**RAW DATA:**
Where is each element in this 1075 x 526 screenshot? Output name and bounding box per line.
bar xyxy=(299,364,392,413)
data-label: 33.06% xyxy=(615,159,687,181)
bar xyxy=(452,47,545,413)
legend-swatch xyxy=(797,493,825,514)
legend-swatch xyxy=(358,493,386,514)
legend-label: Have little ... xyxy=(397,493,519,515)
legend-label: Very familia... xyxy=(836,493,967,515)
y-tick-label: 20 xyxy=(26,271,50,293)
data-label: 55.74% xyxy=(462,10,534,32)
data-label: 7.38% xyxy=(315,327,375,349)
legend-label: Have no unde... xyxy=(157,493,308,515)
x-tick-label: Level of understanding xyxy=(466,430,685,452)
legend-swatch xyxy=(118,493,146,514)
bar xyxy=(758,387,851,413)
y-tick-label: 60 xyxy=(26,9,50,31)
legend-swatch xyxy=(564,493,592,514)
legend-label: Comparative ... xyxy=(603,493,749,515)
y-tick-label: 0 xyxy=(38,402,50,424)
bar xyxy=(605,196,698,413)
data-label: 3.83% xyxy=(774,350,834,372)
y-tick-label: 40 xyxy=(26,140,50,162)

**YOUR OBJECTIVE:** Reproduce the listing above with every occurrence of "legend-swatch" changed to "legend-marker", leaving all other text unchanged.

**RESULT:**
Where is each element in this 1075 x 526 screenshot? Output name and bounding box per line.
bar xyxy=(299,364,392,413)
data-label: 33.06% xyxy=(615,159,687,181)
bar xyxy=(452,47,545,413)
legend-marker xyxy=(797,493,825,514)
legend-marker xyxy=(358,493,386,514)
legend-label: Have little ... xyxy=(397,493,519,515)
legend-label: Very familia... xyxy=(836,493,967,515)
y-tick-label: 20 xyxy=(26,271,50,293)
data-label: 55.74% xyxy=(462,10,534,32)
data-label: 7.38% xyxy=(315,327,375,349)
legend-label: Have no unde... xyxy=(157,493,308,515)
x-tick-label: Level of understanding xyxy=(466,430,685,452)
legend-marker xyxy=(118,493,146,514)
bar xyxy=(758,387,851,413)
y-tick-label: 60 xyxy=(26,9,50,31)
legend-marker xyxy=(564,493,592,514)
legend-label: Comparative ... xyxy=(603,493,749,515)
y-tick-label: 0 xyxy=(38,402,50,424)
bar xyxy=(605,196,698,413)
data-label: 3.83% xyxy=(774,350,834,372)
y-tick-label: 40 xyxy=(26,140,50,162)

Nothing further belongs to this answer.